======== Extracto del texto
No seas idiota, piensa en el país



Aquella bandera de Venezuela la compré un 11 de abril de 2002. Lo hice en la autopista Francisco Fajardo, a la altura de la base aérea La Carlota; ese lugar en el que mueren civiles y militares. El sol apretaba. Once de abril. Íbamos hacia la muerte, aunque ya vivíamos en ella. Hoy, 16 de julio de 2017, en Madrid -la ciudad en la que vivo desde hace 11 años-,  miro aquella  insignia como si fuera una cicatriz.

Tiene siete estrellas mi bandera. No las ocho que ordenó Hugo Chávez, por aquello  de incluir Guyana, nuestra provincia ultrajada. Aunque ésa, claro, es otra historia . La mía, mi bandera de lona que hoy  he anudado alrededor de mi cuello, la compré a las dos de la tarde en la que murieron 19 personas. Diecinueve venezolanos que nadie recuerda.

Tiene siete estrellas mi bandera. Hoy, 16 de julio de 2017,  la miro  como si fuera una cicatriz. 
Los seguí a todos, a los 19. Tenía que hacerlo. Mi tarea era levantar el informe de uno en particular. El de Jorge Tortorza, fotógrafo del diario 2001, asesinado en la avenida Baralt de Caracas por un disparo de revólver calibre 37, al menos eso decía el informe de la Fiscalía. El dato era falso. El proyectil era un nueve milímetros. Un arma  automática: de militar. El dato no era inocente. Que la policía –de un ayuntamiento opositor, entonces- fuera responsable de aquella muerte, quedaba mejor. Escondía cosas.

Aquel 11 de abril del año 2002, la oposición ponía en escena –mise à mort- su primera marcha pirómana para pedir la salida de Hugo Chávez del Palacio de Miraflores. Lo recuerdo: todo salió mal. Nos faltaba todavía muerte y  escarmiento -¿podríamos, por Dios, aprender a ser país sin abonar la tierra?- para saberlo. Entonces yo no entendía nada.  Tenía 20 años y acababan de contratarme como asistente de investigación para levantar aquella  carnicería . En  mi país... la muerte, debo decirlo, ocurre al peso. Nos apilamos, como promesas incumplidas.

En  mi país la muerte, debo decirlo, ocurre al peso. Nos apilamos, como promesas incumplidas
De ahí salió un libro excepcional (escrito por mis maestros de verdad, gente que se la jugaba en el oficio) que me sacó de la juventud a puntapiés y me hizo mayor, aunque yo no lo supiese. De Tortoza, aquel fotógrafo del que he hablado en los primeros párrafos,  debía saberlo todo: cuando y cómo murió; quiénes lo vieron morir y cómo; la última llamada telefónica. A algunos a  quienes entrevisté en aquellos años los mataron a tiros, como a perros. No podrían repetir lo que yo escuché, con la quijada rota y la libretita de caligrafía cursi.
================
• [En qué trabajar]
1) Enumera, en el orden en que aparecen, todos los lugares con nombre propio mencionados en el texto sobre la bandera de Venezuela.
2) Continúa el texto sobre la bandera de Venezuela a partir de su última oración.
======== Extracto de datos
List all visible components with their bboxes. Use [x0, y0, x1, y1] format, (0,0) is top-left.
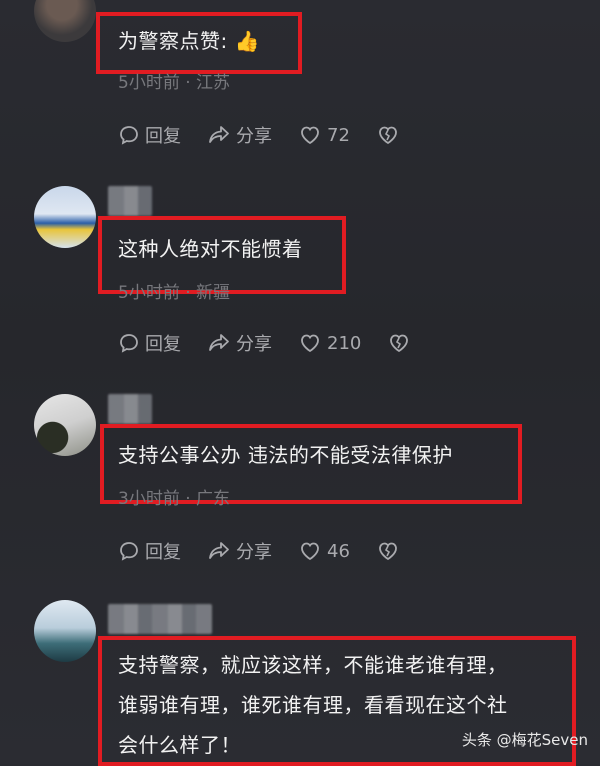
================
• [Resultados por tarea]
1) Venezuela, autopista Francisco Fajardo, base aérea La Carlota, Madrid, Guyana, avenida Baralt, Caracas, Palacio de Miraflores

2)
Hoy es 16 de julio de 2017. Al extender como un mantel aquella bandera, al examinar aquella tela que compré el día de la muerte de Jorge Torotoza, siento algo que no cabe en ningún órgano de mi cuerpo. Experimento una locura parecida a la fecha en que perdí la razón y empaqué mis cosas; la misma en la que metí esa bandera en mi equipaje. Con mi maleta crucé el Atlántico, ese mar donde la gente sólo se dice adiós. Hoy, casi 20 años después, tocándola, leo el braille de quien fui. De quienes fuimos. 


Hoy, casi 20 años después, tocándola, leo el braille de quien fui. De quienes fuimos.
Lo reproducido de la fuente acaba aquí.